→ Given request
Copy out all the lines exactly. Omit pictures.

→ Dataset records
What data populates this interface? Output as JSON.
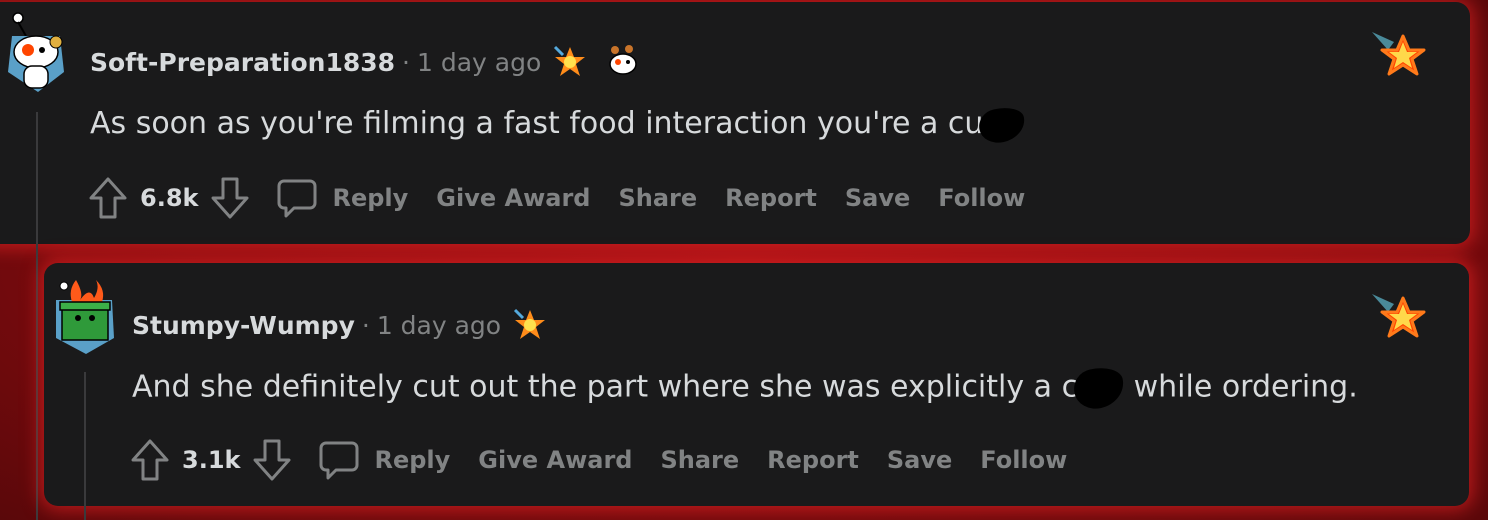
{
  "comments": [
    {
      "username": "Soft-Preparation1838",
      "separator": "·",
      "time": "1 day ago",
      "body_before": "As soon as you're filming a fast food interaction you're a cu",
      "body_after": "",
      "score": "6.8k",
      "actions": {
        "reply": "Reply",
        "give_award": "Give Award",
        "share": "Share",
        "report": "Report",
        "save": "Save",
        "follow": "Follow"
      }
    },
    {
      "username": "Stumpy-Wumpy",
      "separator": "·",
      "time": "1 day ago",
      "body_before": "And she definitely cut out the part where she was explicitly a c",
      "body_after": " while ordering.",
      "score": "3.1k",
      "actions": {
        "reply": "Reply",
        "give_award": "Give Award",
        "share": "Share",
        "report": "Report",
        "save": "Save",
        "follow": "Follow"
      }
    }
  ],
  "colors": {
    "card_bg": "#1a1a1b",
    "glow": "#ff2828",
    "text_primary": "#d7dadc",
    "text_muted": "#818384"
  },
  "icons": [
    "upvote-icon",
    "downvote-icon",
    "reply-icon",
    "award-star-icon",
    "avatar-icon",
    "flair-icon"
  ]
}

→ Complete output
What data populates this interface? Output as JSON.
{
  "comments": [
    {
      "username": "Soft-Preparation1838",
      "separator": "·",
      "time": "1 day ago",
      "body_before": "As soon as you're filming a fast food interaction you're a cu",
      "body_after": "",
      "score": "6.8k",
      "actions": {
        "reply": "Reply",
        "give_award": "Give Award",
        "share": "Share",
        "report": "Report",
        "save": "Save",
        "follow": "Follow"
      }
    },
    {
      "username": "Stumpy-Wumpy",
      "separator": "·",
      "time": "1 day ago",
      "body_before": "And she definitely cut out the part where she was explicitly a c",
      "body_after": " while ordering.",
      "score": "3.1k",
      "actions": {
        "reply": "Reply",
        "give_award": "Give Award",
        "share": "Share",
        "report": "Report",
        "save": "Save",
        "follow": "Follow"
      }
    }
  ],
  "colors": {
    "card_bg": "#1a1a1b",
    "glow": "#ff2828",
    "text_primary": "#d7dadc",
    "text_muted": "#818384"
  },
  "icons": [
    "upvote-icon",
    "downvote-icon",
    "reply-icon",
    "award-star-icon",
    "avatar-icon",
    "flair-icon"
  ]
}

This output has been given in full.